**TASK INSTRUCTIONS**
From the listing below, copy every line with the word "ylabel".

* Start INFORMATION PROVIDED *

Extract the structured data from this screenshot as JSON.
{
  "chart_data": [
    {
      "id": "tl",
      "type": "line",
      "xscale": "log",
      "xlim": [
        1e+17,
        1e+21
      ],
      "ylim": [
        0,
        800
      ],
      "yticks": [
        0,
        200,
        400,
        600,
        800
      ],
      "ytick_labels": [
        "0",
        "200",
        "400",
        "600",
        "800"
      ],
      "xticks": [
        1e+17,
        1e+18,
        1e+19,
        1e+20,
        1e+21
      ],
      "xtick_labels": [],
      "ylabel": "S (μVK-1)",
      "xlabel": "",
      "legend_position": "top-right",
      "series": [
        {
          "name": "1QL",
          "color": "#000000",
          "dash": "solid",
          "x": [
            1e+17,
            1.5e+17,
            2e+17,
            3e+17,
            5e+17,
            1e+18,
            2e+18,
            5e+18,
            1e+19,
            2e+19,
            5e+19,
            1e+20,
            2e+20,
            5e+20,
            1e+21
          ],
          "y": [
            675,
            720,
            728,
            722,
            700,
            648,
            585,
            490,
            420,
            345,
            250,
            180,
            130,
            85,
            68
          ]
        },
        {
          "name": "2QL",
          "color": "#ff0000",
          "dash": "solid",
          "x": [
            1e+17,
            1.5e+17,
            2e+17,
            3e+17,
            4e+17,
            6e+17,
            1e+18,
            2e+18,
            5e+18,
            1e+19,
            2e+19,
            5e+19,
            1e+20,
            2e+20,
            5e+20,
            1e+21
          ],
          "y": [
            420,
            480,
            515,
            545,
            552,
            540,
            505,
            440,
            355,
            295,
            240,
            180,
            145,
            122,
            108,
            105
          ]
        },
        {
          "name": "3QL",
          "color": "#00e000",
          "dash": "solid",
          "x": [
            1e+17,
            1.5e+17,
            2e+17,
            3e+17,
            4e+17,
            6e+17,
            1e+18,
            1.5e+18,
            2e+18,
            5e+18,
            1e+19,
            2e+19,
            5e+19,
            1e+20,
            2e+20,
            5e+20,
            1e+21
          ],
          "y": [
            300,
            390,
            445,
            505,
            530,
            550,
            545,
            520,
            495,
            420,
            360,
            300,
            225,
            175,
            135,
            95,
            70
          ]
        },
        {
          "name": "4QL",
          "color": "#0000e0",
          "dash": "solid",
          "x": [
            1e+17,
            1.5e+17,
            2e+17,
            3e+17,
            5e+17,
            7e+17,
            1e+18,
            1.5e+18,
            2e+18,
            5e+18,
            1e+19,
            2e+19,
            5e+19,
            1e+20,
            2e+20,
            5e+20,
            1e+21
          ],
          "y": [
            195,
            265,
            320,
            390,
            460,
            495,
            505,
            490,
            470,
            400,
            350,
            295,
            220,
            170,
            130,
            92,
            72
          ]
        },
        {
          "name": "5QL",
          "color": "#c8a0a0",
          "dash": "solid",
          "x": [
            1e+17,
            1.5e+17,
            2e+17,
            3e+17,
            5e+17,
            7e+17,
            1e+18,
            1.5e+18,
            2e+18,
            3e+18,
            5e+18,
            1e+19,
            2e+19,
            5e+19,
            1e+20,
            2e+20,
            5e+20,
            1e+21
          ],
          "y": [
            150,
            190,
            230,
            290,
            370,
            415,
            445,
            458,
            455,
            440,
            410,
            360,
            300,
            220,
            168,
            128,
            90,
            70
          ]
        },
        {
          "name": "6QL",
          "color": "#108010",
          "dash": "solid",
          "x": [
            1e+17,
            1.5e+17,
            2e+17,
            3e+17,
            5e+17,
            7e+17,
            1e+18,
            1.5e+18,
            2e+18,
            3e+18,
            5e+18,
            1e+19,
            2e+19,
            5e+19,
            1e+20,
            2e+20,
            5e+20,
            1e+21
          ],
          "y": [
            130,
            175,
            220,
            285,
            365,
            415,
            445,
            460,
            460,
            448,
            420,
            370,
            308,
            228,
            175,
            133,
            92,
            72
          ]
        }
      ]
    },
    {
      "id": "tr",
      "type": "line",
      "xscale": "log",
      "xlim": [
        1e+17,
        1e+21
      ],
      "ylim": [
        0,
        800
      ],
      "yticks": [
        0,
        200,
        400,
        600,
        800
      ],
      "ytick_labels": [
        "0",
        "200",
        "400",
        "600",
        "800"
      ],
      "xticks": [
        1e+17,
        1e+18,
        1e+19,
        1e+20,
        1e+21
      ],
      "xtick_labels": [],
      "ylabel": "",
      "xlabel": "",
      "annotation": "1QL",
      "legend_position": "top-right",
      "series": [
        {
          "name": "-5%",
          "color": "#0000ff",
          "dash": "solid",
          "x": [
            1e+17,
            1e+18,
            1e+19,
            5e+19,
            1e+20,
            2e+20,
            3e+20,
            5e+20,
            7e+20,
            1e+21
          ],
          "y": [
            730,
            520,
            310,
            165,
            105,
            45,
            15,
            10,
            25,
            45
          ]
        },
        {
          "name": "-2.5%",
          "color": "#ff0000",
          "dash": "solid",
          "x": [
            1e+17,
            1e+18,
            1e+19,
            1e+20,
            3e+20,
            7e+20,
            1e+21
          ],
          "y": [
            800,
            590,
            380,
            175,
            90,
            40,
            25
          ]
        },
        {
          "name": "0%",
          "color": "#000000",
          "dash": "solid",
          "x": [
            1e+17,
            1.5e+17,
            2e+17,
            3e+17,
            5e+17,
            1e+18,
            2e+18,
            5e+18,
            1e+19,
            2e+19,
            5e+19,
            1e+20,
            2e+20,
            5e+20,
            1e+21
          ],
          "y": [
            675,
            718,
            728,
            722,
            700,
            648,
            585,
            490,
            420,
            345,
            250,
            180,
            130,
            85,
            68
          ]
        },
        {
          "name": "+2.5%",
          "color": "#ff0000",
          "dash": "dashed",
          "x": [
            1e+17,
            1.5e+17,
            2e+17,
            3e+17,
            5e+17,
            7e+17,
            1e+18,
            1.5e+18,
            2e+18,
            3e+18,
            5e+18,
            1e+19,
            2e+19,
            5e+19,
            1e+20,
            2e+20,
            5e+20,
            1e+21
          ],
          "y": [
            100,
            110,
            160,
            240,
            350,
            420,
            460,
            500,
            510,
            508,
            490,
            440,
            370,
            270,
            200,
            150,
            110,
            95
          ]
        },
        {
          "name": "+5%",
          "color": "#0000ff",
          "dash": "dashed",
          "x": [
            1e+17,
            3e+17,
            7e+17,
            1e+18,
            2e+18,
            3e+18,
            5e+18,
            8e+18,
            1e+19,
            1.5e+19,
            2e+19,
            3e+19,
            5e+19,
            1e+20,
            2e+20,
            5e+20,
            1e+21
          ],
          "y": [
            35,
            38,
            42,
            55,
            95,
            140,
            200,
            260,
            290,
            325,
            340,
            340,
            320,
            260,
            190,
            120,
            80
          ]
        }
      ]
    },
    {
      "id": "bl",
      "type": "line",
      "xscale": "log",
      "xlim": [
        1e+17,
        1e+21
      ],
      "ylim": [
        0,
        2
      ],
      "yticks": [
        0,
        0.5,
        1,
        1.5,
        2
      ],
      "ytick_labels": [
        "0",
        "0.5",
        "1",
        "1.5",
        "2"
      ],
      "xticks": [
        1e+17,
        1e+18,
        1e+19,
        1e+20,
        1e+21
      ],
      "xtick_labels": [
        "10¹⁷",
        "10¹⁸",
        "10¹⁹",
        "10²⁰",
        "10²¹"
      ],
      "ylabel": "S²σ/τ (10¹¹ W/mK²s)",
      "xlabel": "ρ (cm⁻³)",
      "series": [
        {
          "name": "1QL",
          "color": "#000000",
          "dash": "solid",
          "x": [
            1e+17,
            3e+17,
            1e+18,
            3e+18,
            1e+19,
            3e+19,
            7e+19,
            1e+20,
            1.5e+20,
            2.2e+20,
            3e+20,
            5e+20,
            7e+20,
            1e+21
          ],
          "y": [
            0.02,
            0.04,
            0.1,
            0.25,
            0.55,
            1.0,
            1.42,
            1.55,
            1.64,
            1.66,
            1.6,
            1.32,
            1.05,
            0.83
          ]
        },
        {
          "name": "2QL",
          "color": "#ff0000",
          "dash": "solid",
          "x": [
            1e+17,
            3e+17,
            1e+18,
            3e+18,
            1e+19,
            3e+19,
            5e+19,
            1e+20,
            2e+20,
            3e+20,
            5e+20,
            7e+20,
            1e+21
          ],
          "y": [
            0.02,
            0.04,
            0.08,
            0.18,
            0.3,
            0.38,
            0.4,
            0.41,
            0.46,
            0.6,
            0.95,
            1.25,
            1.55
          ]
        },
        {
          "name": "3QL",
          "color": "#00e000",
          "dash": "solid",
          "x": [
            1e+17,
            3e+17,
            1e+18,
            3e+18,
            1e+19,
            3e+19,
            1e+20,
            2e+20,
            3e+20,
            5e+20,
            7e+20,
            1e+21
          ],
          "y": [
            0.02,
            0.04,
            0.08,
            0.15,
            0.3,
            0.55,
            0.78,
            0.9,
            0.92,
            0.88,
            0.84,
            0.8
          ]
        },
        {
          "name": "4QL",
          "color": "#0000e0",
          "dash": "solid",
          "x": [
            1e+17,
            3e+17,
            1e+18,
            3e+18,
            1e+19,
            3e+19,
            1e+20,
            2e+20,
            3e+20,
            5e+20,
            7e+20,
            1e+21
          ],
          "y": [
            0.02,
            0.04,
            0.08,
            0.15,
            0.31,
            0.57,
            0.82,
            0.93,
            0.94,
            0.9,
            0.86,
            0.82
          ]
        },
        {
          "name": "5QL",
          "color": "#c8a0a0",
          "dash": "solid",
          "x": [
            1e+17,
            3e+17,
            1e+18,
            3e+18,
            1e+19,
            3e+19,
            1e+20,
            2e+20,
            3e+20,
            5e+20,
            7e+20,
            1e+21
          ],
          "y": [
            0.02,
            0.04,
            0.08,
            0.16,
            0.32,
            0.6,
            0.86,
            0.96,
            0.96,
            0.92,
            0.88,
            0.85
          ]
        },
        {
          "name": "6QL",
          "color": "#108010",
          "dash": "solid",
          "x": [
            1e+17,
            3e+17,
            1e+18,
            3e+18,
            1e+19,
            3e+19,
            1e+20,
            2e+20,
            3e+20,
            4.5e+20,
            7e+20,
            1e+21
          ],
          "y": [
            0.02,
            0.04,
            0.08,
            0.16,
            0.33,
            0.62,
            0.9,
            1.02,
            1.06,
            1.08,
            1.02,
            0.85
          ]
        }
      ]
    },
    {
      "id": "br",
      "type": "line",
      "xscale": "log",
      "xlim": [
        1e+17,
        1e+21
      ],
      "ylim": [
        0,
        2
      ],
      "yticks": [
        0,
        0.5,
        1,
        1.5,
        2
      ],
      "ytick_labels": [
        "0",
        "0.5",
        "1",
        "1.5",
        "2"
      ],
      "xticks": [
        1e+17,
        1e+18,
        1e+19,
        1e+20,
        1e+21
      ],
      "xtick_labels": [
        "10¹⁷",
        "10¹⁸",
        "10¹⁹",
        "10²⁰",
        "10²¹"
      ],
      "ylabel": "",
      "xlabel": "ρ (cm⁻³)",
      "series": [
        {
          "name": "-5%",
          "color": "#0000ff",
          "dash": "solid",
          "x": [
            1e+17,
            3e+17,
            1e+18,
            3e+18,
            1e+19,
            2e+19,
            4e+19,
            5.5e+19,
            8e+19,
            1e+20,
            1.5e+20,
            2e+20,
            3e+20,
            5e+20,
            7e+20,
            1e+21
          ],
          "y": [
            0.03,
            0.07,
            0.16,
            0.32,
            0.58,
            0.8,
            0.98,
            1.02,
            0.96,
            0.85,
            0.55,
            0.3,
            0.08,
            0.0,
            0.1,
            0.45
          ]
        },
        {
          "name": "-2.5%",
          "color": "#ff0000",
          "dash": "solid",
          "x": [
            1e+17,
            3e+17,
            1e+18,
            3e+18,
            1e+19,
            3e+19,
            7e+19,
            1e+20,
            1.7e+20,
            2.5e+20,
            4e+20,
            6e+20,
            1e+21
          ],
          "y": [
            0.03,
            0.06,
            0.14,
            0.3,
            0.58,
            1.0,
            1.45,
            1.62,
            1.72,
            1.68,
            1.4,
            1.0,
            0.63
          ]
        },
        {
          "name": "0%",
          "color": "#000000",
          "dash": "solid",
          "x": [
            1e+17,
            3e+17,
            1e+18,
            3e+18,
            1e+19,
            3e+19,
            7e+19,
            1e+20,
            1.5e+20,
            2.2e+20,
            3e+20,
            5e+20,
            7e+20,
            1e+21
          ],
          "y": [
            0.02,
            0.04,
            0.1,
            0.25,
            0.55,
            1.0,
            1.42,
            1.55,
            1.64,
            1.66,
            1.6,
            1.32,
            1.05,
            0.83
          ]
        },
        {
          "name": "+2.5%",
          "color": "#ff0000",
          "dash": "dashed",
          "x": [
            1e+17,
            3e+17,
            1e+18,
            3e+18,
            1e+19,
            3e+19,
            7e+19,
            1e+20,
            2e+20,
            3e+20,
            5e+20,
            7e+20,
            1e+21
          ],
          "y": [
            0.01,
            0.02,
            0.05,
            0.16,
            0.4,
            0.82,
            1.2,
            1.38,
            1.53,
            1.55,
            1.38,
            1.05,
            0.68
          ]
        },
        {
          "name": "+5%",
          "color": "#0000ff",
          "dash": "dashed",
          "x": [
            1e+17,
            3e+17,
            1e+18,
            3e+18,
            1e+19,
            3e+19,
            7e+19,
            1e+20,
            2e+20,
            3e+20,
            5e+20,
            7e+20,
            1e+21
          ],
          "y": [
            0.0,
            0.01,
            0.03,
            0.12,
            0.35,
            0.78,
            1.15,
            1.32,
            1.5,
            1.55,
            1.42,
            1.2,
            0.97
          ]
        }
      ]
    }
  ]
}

* End INFORMATION PROVIDED *

**SOLUTION**
      "ylabel": "S (μVK-1)",
      "ylabel": "",
      "ylabel": "S²σ/τ (10¹¹ W/mK²s)",
      "ylabel": "",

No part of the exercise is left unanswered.